_GIVEN EXERCISE A_.
In the entries below, format the stretch from the line containing "Patent image size: (892, 676)." through the line containing "The visor body 2 is at (167, 449)." as a JSON list of strings, one string per line, with blank lines omitted.

_SOURCE_.
## BEGIN

New Zealand’s Ben Lomond

The inevitably of New Zealand being settled by the British is that there are a lot of common place names between New Zealand and the United Kingdom. When I discovered that there was a mountain called Ben Lomond, it seemed only natural that I should hike it when the opportunity arose, even though at the time I hadn’t even summited its Scottish namesake. In 2016, I made it up to the cloudy and wet summit of Scotland’s munro, and finally the time came in December 2017 to summit New Zealand’s version which dominates the skyline over Queenstown in Otago.

My original plan had been to hike up on Christmas Day. By this stage 6 years into my life in the Southern Hemisphere, it is still a novelty to have Christmas in the summer, and with my partner on shift work through the holiday season, I was spending the festive days on my own. But the weather forecast wasn’t the best for Christmas Day so I made the decision to hike on Christmas Eve instead and I was rewarded with a glorious day for it.

The track starts a little past the YHA Lakefront hostel where I was staying, almost immediately before entering Fernhill. A track and road cut away from the lakeside to reach a historic power house. From here, the One Mile track begins its zigzag through the dense forest, and this is also one of the routes up to the Skyline Gondola. I’d walked this track already with my brother the month before so it was familiar and for the most part well marked and obvious. The day my brother and I had walked it last time, we’d cut down to a waterfall and ended up having to rough it a bit to rejoin the track. I made sure not to make the same mistake again.

## END

_RECORDS SHOWN_.
## BEGIN

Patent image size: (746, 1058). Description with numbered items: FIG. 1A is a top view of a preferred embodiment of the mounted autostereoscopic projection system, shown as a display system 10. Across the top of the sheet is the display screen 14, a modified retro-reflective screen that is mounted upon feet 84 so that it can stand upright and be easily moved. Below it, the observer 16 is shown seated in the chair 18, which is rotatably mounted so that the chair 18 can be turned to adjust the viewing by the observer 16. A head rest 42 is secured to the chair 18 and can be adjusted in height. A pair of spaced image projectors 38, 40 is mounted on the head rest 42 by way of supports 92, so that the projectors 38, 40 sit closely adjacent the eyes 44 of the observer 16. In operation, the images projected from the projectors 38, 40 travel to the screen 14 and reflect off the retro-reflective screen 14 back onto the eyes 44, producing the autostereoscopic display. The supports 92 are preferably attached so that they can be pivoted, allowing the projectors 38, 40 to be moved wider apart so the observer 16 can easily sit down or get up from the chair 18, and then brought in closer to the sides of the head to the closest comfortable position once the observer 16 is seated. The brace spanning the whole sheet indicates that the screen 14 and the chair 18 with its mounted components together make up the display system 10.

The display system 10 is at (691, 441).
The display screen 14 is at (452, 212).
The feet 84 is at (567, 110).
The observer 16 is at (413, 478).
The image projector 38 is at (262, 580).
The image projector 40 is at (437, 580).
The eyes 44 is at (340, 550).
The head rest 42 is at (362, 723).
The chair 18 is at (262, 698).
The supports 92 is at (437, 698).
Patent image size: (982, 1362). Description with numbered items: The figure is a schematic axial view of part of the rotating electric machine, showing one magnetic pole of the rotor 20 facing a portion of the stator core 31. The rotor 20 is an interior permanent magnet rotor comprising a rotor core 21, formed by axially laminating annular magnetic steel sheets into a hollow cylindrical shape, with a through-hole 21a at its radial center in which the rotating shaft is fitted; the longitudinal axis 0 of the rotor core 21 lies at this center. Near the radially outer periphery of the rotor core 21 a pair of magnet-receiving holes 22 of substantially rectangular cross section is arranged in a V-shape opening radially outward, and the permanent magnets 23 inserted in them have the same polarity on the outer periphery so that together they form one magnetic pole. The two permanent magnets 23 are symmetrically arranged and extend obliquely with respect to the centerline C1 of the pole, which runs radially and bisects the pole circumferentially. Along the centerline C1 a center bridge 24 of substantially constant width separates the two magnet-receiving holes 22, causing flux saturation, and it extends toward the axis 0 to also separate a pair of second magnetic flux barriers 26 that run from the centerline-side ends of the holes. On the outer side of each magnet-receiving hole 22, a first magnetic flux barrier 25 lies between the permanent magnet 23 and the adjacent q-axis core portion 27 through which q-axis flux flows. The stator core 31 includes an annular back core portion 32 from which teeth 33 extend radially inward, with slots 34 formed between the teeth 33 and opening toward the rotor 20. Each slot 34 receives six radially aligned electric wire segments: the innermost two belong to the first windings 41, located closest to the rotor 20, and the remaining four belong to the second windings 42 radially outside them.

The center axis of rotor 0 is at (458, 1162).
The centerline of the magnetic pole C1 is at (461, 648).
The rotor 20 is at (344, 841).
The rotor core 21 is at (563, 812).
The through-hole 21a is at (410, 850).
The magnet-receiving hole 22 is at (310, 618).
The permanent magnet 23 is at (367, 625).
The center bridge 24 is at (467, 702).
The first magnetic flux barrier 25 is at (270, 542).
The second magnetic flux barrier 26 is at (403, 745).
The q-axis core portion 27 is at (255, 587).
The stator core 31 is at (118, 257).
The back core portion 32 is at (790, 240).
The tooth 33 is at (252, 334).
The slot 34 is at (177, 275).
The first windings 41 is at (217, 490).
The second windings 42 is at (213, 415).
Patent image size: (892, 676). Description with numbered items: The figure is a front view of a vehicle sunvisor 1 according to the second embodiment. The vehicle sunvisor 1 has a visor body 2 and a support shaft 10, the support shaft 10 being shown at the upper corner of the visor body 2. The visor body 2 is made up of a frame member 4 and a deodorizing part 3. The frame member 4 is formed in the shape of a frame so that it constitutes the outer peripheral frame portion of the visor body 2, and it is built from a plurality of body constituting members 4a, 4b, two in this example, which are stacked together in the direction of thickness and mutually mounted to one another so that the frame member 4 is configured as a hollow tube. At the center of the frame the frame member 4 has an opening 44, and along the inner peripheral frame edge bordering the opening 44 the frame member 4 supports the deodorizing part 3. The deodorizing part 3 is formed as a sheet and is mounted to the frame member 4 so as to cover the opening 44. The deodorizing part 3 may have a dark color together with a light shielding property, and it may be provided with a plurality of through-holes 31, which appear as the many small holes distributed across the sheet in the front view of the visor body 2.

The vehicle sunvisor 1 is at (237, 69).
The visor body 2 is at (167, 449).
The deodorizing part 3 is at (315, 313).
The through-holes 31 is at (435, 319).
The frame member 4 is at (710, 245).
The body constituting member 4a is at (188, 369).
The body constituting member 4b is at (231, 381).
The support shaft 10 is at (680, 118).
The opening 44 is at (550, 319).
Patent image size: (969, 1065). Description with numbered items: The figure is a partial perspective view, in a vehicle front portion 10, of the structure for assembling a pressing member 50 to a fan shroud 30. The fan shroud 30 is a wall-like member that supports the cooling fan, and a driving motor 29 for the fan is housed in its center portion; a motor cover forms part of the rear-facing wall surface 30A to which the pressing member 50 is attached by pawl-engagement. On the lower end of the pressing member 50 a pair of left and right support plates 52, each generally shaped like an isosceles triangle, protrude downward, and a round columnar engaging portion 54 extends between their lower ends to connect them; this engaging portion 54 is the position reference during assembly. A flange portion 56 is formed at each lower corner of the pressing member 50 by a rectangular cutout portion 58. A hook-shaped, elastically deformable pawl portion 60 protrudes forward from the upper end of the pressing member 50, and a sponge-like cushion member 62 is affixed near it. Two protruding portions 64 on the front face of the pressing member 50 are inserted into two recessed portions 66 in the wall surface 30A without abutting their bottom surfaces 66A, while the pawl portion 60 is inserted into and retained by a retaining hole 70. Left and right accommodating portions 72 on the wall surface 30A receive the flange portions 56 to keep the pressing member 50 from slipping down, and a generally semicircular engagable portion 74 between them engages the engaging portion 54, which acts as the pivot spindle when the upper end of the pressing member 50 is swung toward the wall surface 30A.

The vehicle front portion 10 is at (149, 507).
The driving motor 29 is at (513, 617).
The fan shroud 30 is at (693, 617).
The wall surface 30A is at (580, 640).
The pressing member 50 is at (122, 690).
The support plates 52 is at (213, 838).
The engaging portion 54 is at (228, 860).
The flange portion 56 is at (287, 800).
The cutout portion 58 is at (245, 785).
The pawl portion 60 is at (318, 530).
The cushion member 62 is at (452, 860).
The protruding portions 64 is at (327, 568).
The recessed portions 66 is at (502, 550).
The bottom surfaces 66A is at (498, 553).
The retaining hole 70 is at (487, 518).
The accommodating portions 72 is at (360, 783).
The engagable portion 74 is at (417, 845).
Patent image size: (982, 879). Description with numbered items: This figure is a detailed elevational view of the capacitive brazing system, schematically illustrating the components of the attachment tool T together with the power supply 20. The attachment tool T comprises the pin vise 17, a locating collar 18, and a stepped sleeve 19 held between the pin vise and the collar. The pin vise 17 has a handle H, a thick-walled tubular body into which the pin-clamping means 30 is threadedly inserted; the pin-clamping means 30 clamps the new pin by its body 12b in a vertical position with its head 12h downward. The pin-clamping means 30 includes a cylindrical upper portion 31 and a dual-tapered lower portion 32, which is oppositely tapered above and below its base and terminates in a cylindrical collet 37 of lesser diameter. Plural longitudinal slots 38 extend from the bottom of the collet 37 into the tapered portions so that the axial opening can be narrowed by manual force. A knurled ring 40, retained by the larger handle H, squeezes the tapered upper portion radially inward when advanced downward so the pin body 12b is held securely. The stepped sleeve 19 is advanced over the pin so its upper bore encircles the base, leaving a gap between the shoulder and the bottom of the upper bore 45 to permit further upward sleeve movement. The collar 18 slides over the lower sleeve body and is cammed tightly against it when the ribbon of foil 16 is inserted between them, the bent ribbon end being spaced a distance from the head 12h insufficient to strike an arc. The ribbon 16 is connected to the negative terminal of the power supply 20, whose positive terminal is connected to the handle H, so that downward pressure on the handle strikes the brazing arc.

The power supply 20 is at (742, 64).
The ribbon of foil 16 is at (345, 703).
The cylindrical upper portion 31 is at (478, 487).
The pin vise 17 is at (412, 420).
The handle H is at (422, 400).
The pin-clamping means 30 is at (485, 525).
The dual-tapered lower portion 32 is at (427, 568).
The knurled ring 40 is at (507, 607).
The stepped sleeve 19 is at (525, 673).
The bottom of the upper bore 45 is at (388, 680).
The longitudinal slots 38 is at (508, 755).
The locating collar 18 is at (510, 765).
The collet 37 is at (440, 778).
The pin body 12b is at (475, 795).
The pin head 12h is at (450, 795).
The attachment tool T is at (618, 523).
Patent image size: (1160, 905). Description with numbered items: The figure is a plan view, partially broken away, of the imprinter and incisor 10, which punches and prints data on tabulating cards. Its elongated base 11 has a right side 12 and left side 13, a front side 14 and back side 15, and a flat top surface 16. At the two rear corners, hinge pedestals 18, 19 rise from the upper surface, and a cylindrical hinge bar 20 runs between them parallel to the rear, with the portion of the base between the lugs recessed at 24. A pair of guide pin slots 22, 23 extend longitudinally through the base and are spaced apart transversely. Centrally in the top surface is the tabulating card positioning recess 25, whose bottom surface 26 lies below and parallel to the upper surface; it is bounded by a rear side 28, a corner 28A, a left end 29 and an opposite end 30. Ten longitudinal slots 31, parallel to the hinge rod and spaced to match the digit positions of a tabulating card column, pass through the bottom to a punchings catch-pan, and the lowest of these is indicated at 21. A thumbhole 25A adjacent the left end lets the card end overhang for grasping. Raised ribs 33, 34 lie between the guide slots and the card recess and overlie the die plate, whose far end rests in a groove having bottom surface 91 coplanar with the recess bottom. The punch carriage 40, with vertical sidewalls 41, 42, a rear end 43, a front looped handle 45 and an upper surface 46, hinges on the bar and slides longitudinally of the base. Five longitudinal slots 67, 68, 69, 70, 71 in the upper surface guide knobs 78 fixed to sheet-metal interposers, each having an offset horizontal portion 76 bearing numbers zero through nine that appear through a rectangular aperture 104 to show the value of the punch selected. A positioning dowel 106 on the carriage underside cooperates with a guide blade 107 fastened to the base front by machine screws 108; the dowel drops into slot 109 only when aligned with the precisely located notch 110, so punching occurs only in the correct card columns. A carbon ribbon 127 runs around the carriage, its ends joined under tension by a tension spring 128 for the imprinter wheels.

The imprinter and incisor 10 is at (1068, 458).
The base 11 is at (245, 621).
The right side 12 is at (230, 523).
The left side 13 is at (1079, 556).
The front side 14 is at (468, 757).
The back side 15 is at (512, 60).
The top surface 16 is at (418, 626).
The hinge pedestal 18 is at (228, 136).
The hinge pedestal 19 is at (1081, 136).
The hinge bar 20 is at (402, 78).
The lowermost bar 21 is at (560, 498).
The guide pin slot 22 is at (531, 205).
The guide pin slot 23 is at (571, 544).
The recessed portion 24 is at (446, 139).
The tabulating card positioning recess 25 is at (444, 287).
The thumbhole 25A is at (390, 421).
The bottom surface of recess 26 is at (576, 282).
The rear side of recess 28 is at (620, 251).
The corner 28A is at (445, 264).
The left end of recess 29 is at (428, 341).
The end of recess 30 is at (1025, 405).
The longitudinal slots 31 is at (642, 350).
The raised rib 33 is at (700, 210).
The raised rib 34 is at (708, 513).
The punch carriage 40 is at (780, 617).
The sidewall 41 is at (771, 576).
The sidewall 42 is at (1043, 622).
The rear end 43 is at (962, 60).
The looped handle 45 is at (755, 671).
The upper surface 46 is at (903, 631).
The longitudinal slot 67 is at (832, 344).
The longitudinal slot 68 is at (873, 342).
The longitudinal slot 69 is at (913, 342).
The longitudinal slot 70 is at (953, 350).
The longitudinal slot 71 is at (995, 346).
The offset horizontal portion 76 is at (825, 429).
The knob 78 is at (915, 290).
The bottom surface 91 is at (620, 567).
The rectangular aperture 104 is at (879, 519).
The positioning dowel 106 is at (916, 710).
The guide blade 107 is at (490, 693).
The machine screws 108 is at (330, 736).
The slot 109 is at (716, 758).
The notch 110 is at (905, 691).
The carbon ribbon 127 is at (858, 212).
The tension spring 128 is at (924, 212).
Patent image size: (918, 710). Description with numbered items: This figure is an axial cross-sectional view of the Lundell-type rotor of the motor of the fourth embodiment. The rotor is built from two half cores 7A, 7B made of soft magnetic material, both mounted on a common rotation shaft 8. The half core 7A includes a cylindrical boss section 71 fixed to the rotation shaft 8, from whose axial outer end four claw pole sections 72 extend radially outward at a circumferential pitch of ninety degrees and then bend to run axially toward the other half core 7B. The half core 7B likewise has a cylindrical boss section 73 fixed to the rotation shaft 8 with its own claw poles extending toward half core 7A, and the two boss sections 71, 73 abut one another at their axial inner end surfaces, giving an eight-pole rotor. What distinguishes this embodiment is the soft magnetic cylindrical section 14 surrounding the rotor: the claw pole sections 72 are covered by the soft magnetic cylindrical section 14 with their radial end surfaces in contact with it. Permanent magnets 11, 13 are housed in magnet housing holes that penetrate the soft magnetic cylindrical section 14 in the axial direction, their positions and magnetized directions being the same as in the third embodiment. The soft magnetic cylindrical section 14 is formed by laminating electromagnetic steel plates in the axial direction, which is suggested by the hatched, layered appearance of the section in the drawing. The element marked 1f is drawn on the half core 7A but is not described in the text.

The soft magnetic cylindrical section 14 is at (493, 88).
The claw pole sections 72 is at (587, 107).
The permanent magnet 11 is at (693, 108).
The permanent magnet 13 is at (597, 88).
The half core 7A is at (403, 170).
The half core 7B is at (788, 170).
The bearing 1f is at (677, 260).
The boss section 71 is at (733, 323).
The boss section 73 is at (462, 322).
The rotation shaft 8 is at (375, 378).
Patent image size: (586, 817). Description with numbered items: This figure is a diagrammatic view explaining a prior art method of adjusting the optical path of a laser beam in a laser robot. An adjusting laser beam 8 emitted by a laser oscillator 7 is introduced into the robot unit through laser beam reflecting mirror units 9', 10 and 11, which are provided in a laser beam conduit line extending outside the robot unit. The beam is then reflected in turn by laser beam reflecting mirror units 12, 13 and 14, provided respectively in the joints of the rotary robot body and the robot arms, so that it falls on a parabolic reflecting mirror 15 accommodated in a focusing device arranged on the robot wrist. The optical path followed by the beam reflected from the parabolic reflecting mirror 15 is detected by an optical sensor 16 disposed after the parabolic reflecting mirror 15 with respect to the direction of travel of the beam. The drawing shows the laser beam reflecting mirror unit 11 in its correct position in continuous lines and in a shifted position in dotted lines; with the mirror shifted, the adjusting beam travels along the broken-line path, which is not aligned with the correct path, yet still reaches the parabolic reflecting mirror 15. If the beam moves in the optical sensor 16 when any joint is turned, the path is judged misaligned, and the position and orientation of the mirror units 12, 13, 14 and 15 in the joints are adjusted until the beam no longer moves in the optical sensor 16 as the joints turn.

## END

_GIVEN EXERCISE B_.
From the Ben Lomond text above, copy out word for word the stretch from "New Zealand’s Ben Lomond" through "Queenstown in Otago.".

_EXERCISE RESPONSE A_.
[
  "Patent image size: (892, 676). Description with numbered items: The figure is a front view of a vehicle sunvisor 1 according to the second embodiment. The vehicle sunvisor 1 has a visor body 2 and a support shaft 10, the support shaft 10 being shown at the upper corner of the visor body 2. The visor body 2 is made up of a frame member 4 and a deodorizing part 3. The frame member 4 is formed in the shape of a frame so that it constitutes the outer peripheral frame portion of the visor body 2, and it is built from a plurality of body constituting members 4a, 4b, two in this example, which are stacked together in the direction of thickness and mutually mounted to one another so that the frame member 4 is configured as a hollow tube. At the center of the frame the frame member 4 has an opening 44, and along the inner peripheral frame edge bordering the opening 44 the frame member 4 supports the deodorizing part 3. The deodorizing part 3 is formed as a sheet and is mounted to the frame member 4 so as to cover the opening 44. The deodorizing part 3 may have a dark color together with a light shielding property, and it may be provided with a plurality of through-holes 31, which appear as the many small holes distributed across the sheet in the front view of the visor body 2.",
  "The vehicle sunvisor 1 is at (237, 69).",
  "The visor body 2 is at (167, 449)."
]

_EXERCISE RESPONSE B_.
New Zealand’s Ben Lomond

The inevitably of New Zealand being settled by the British is that there are a lot of common place names between New Zealand and the United Kingdom. When I discovered that there was a mountain called Ben Lomond, it seemed only natural that I should hike it when the opportunity arose, even though at the time I hadn’t even summited its Scottish namesake. In 2016, I made it up to the cloudy and wet summit of Scotland’s munro, and finally the time came in December 2017 to summit New Zealand’s version which dominates the skyline over Queenstown in Otago.